— BEGIN THE RECORDS —
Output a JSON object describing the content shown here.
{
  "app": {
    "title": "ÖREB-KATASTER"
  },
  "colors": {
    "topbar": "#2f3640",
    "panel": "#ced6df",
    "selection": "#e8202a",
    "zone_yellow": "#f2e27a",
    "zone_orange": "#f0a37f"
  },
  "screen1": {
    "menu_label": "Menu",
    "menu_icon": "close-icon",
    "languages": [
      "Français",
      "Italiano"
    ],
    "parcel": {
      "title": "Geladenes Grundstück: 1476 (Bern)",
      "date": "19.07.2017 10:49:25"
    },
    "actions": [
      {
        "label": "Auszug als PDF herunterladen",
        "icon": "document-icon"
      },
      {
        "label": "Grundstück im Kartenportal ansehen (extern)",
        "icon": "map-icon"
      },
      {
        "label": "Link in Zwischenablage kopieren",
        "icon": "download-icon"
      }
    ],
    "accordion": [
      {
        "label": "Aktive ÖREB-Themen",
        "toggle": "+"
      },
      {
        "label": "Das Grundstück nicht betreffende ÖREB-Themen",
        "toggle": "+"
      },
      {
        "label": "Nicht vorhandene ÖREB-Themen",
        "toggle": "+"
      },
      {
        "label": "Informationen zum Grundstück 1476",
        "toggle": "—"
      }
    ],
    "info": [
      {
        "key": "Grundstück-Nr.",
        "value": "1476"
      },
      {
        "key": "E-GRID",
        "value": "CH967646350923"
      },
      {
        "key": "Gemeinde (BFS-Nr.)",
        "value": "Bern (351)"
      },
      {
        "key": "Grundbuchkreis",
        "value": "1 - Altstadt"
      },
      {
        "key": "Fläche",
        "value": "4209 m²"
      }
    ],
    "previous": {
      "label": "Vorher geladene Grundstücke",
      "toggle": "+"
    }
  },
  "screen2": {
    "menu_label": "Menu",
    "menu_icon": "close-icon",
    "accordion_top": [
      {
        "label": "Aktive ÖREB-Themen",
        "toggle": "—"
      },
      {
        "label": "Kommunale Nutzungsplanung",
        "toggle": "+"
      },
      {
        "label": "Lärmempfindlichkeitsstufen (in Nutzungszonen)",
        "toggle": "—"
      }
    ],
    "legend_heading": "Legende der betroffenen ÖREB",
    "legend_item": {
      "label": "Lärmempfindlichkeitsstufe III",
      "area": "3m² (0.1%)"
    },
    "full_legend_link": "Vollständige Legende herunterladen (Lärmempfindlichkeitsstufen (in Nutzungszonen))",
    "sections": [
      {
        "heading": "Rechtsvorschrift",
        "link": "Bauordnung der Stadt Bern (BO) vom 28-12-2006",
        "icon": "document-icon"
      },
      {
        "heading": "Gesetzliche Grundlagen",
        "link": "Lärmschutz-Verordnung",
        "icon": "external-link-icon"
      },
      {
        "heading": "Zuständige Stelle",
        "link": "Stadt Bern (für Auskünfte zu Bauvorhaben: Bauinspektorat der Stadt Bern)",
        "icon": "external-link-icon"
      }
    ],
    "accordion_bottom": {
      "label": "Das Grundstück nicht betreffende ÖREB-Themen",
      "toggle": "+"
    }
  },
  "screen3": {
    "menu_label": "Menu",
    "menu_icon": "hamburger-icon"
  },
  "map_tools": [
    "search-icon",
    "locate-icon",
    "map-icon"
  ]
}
— END THE RECORDS —
■ **REQUIREMENTS**
Pull out every line above that holds the word "Nutzungszonen".

■ **SOLUTION FOR THIS TASK**
        "label": "Lärmempfindlichkeitsstufen (in Nutzungszonen)",
    "full_legend_link": "Vollständige Legende herunterladen (Lärmempfindlichkeitsstufen (in Nutzungszonen))",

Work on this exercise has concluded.